[START The records]

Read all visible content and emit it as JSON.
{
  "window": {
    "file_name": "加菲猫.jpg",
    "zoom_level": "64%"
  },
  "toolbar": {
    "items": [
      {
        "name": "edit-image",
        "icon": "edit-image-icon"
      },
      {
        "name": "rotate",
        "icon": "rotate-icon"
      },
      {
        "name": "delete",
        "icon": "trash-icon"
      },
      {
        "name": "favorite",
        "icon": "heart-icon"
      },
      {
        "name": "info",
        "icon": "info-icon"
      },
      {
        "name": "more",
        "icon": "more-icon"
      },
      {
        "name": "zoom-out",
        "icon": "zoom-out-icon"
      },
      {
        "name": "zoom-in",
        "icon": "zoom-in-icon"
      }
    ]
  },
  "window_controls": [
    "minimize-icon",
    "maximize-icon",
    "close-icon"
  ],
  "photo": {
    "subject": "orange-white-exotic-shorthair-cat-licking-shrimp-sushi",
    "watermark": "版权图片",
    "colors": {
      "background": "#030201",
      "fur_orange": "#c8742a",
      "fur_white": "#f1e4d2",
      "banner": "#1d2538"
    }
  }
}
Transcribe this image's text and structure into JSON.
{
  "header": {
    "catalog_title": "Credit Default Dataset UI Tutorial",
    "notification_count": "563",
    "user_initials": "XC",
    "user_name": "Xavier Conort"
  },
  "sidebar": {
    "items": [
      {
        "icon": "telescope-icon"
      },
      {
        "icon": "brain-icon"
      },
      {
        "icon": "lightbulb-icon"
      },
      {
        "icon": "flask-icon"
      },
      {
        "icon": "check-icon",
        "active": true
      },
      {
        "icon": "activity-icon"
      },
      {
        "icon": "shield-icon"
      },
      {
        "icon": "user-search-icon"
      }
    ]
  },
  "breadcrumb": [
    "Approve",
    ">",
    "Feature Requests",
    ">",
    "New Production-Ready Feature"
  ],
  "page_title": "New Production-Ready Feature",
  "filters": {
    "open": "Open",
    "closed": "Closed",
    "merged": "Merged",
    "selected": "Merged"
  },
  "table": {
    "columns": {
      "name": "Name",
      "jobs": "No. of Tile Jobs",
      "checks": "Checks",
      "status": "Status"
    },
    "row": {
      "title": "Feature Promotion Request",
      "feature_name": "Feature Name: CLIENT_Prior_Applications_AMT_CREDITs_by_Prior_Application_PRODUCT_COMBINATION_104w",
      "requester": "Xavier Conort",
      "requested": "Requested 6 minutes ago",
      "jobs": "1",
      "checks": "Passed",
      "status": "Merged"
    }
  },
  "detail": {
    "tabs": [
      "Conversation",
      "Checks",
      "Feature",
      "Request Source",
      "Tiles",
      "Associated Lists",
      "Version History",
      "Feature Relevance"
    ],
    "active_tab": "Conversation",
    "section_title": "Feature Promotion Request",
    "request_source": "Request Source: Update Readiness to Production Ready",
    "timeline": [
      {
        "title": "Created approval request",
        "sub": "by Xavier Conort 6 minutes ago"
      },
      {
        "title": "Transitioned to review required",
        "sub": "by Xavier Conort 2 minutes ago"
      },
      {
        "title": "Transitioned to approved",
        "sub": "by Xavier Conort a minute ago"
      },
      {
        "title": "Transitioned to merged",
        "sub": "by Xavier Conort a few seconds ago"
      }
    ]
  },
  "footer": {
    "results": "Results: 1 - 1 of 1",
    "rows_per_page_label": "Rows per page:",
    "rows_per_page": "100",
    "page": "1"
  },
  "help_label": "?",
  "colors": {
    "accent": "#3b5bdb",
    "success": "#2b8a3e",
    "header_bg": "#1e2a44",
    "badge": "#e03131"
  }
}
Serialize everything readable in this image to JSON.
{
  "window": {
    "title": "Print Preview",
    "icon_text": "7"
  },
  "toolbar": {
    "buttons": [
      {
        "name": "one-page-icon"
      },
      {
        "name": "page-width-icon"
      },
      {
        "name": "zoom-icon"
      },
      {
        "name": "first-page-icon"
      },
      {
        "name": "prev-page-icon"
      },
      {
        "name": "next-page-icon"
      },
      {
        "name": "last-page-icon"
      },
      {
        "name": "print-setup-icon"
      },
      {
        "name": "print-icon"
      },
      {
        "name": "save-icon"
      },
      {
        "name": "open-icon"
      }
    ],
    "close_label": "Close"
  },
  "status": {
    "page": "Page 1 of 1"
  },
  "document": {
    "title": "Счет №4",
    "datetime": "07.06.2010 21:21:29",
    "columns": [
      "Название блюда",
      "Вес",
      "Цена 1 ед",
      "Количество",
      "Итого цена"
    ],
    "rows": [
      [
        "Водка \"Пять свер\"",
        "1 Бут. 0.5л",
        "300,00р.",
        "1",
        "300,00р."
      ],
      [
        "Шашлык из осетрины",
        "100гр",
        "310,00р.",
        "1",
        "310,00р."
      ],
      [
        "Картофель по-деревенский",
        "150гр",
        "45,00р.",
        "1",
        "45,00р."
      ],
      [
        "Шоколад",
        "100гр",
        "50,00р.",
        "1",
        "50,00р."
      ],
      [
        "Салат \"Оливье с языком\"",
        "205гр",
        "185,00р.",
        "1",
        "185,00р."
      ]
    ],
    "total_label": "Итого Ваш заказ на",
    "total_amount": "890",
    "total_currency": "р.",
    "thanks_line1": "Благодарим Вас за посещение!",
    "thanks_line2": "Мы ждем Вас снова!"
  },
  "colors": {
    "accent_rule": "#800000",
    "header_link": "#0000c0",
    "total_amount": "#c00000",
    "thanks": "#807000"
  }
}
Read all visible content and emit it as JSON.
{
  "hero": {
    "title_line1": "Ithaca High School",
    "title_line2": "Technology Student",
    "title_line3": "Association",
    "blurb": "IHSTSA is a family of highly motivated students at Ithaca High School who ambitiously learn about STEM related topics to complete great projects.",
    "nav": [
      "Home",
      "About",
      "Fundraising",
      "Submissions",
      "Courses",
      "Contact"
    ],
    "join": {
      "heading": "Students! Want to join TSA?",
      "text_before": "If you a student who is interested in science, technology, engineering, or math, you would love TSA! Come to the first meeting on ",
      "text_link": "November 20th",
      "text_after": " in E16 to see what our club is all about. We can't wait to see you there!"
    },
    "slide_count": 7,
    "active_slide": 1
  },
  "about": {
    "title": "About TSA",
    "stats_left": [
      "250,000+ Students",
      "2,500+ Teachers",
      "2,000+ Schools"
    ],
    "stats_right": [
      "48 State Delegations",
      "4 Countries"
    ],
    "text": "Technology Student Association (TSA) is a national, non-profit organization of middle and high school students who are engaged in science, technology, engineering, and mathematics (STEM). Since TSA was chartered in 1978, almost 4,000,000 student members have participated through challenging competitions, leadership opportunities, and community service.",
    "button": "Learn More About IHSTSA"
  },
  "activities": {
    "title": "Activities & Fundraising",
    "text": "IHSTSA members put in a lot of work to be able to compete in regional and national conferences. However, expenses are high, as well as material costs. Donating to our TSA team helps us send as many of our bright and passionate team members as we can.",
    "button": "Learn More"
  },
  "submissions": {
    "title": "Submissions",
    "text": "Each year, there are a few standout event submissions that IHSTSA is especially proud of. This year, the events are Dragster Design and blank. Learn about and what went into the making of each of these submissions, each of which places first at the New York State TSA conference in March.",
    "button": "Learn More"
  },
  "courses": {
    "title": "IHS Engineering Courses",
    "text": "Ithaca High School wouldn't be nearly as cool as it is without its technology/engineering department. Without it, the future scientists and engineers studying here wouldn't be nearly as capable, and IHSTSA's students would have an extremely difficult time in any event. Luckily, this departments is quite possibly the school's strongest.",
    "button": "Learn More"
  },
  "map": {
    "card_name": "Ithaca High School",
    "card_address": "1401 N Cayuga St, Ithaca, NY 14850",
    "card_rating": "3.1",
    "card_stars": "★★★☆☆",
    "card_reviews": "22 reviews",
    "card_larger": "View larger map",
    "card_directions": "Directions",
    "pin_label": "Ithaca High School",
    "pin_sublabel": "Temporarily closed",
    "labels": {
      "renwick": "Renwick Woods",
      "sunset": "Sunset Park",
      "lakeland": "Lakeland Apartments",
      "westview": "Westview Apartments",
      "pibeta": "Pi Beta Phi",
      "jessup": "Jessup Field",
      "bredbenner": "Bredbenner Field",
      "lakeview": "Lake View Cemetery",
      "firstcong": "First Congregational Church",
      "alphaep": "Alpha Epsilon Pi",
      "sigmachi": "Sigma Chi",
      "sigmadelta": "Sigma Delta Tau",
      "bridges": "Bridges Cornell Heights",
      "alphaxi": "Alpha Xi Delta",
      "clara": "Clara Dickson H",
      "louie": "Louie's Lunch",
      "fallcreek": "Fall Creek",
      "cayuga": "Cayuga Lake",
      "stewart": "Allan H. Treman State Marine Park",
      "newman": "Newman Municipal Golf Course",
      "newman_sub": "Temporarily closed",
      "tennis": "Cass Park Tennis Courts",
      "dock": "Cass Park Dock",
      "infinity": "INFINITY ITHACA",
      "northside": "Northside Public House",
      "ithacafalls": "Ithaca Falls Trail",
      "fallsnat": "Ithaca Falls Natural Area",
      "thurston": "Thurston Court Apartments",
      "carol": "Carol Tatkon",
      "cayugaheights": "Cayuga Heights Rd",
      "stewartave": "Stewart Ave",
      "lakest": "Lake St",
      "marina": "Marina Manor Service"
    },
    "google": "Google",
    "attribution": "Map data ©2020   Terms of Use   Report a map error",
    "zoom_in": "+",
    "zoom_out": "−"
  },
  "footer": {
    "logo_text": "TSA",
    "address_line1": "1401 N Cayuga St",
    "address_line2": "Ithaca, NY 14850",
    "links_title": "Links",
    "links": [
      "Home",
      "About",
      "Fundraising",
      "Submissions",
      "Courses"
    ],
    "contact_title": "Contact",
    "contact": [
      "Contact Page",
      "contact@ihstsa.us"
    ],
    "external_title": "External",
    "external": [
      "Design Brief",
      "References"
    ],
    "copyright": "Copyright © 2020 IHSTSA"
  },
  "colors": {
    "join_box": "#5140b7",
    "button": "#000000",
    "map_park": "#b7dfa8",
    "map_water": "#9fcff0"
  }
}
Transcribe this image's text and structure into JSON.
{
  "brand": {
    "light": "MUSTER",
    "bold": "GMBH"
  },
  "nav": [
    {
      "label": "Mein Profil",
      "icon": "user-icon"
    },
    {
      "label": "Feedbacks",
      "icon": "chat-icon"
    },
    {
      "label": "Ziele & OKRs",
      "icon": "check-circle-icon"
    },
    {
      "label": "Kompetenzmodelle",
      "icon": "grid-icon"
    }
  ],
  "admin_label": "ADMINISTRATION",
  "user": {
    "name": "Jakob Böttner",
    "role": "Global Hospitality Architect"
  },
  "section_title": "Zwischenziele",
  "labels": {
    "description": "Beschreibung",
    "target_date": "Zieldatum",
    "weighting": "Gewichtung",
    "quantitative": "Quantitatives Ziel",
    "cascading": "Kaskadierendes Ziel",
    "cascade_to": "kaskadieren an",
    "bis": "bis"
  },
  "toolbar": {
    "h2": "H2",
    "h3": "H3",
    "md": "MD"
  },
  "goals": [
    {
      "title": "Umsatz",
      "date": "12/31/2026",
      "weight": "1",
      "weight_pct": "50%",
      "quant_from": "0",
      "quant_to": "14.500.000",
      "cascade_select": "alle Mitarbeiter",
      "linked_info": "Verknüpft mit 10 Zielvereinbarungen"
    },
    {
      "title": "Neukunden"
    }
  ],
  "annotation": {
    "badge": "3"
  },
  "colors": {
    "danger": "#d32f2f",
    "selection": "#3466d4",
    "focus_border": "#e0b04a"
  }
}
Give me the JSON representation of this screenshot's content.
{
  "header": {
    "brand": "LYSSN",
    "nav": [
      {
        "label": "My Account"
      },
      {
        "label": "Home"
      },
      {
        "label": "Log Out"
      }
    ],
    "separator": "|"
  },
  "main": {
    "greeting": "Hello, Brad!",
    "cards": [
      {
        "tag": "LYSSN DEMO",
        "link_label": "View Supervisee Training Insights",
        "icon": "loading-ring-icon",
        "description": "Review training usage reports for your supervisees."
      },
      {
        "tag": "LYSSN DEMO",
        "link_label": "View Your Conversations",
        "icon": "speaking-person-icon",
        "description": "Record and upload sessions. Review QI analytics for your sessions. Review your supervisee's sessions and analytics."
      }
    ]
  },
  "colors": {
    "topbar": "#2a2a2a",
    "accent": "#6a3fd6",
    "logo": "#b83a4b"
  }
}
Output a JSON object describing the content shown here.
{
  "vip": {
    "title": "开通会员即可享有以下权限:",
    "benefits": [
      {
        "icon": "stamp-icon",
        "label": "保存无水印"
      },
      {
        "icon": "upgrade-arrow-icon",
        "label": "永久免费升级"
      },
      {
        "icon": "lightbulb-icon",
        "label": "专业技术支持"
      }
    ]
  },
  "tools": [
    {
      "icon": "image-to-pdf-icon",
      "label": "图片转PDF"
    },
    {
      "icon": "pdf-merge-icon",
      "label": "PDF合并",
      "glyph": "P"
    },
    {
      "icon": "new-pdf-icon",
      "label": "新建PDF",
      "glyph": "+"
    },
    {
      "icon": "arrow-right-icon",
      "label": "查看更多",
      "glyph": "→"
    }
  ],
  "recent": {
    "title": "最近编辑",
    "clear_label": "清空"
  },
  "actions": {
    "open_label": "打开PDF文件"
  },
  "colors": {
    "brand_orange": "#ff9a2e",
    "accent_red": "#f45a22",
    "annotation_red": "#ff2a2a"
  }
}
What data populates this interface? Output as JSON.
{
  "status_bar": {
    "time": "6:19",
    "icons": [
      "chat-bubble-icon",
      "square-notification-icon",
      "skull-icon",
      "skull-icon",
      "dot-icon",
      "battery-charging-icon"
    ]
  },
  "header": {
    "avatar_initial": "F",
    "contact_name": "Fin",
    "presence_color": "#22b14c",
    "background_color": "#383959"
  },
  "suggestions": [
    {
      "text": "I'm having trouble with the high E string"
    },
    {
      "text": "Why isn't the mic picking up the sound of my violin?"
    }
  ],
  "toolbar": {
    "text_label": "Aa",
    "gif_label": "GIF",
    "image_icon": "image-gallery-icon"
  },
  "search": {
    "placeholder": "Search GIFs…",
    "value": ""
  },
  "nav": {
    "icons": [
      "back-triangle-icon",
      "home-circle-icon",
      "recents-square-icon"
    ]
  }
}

[END The records]

Aim of the task » Across the entries, how many lines hold the word "closed"? Say only the number.

Expected output » 3